(Structured figure records)
--- Start ---
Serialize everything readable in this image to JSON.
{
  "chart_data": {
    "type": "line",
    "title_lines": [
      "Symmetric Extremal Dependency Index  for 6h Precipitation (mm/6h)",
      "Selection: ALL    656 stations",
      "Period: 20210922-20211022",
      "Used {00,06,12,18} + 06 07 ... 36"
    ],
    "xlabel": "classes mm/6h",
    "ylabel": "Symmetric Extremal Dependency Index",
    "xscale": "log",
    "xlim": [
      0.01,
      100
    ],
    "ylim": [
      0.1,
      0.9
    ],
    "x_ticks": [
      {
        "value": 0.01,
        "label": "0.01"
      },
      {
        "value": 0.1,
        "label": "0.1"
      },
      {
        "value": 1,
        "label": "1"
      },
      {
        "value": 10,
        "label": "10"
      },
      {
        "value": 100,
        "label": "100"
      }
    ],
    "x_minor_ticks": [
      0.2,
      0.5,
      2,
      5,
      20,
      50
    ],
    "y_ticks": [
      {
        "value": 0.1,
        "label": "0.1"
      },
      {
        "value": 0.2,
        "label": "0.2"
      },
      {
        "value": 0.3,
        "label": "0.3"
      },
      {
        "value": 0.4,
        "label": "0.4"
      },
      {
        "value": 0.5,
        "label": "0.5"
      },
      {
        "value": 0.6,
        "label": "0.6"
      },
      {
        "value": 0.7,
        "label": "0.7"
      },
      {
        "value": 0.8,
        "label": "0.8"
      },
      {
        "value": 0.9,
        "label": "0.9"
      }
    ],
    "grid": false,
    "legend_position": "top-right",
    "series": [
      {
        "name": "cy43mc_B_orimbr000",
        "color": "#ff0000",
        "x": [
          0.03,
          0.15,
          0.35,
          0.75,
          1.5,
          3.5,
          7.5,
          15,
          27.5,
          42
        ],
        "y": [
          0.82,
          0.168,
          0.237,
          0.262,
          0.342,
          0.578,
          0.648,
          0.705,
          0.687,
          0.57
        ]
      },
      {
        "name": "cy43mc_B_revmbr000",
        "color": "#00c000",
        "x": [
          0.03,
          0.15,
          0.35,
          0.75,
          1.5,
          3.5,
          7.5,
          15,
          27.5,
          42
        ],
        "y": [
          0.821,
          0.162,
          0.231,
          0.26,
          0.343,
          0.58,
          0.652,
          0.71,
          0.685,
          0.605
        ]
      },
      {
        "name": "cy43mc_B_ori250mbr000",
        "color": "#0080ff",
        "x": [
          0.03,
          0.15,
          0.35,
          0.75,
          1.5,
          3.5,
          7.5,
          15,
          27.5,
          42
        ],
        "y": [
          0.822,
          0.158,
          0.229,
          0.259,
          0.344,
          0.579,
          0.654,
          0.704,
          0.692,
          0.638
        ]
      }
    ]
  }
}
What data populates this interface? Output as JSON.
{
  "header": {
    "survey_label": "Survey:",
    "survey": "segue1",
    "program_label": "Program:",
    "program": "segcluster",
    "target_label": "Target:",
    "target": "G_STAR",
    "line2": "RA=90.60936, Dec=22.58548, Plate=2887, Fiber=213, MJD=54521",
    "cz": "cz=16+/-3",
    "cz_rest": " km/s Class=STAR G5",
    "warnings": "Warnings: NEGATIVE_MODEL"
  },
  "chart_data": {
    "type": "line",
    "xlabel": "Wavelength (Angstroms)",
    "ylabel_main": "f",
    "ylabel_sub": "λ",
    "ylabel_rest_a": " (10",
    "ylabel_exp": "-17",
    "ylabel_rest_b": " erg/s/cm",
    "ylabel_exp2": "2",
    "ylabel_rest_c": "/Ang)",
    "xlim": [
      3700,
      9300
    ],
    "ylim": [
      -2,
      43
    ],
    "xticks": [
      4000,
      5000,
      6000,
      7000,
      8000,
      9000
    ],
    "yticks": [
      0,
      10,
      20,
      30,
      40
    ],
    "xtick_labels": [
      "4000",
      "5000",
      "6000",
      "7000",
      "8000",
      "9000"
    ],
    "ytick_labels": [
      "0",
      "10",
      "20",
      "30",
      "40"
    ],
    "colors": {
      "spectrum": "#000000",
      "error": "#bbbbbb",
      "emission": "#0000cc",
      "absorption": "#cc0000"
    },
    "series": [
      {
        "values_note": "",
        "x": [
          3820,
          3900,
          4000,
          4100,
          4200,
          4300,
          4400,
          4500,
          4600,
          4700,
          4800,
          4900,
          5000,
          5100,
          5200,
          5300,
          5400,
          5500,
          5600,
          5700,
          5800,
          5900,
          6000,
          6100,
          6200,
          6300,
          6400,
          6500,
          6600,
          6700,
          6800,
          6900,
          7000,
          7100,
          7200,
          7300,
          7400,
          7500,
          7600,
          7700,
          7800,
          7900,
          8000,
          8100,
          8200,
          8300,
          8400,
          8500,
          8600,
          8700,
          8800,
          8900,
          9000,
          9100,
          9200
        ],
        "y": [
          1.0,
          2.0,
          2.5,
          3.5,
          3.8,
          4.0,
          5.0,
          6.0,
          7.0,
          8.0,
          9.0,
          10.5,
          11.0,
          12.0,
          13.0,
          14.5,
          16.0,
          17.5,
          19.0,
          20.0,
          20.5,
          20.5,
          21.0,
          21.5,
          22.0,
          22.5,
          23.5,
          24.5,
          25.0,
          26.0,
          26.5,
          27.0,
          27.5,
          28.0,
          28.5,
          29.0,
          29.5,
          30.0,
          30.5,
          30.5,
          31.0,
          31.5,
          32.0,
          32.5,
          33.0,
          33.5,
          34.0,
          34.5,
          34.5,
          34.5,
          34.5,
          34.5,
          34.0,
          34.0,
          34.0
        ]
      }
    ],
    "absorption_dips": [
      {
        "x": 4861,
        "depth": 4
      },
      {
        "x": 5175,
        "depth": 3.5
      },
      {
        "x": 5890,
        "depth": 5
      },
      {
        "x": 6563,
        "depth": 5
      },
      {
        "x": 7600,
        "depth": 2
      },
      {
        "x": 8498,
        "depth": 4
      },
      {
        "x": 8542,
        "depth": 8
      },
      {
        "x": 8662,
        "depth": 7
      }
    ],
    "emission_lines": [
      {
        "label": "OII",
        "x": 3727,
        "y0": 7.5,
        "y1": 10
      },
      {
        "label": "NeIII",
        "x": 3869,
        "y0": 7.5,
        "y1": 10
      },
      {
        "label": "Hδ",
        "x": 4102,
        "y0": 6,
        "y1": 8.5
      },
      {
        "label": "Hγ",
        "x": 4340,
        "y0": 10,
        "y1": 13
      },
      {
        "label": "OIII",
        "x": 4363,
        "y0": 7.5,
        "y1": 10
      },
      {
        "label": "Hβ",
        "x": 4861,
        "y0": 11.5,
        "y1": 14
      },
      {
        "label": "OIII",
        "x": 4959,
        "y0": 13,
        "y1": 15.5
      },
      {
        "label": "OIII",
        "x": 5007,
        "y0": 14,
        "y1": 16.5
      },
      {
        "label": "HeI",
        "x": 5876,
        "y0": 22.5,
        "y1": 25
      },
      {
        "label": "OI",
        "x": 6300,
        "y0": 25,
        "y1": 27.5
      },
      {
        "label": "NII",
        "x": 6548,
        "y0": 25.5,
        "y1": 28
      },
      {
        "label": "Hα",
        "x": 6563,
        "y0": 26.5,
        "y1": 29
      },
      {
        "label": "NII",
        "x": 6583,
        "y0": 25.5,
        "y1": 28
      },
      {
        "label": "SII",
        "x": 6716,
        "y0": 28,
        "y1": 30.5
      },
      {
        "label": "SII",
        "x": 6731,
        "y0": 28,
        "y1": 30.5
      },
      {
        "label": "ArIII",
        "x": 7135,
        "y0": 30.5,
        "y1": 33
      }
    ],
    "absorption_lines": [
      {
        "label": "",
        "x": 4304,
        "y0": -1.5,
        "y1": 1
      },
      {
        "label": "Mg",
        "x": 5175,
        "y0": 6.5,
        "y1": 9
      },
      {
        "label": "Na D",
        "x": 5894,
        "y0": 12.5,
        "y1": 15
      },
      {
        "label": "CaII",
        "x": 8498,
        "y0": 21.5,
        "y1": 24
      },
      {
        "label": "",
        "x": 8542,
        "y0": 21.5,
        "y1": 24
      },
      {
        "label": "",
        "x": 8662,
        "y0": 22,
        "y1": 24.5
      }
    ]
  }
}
--- End ---
# WHAT IS BEING ASKED:
Determine the number of lines where the string "depth" occurs, and give that number only.

# TASK ANSWER:
8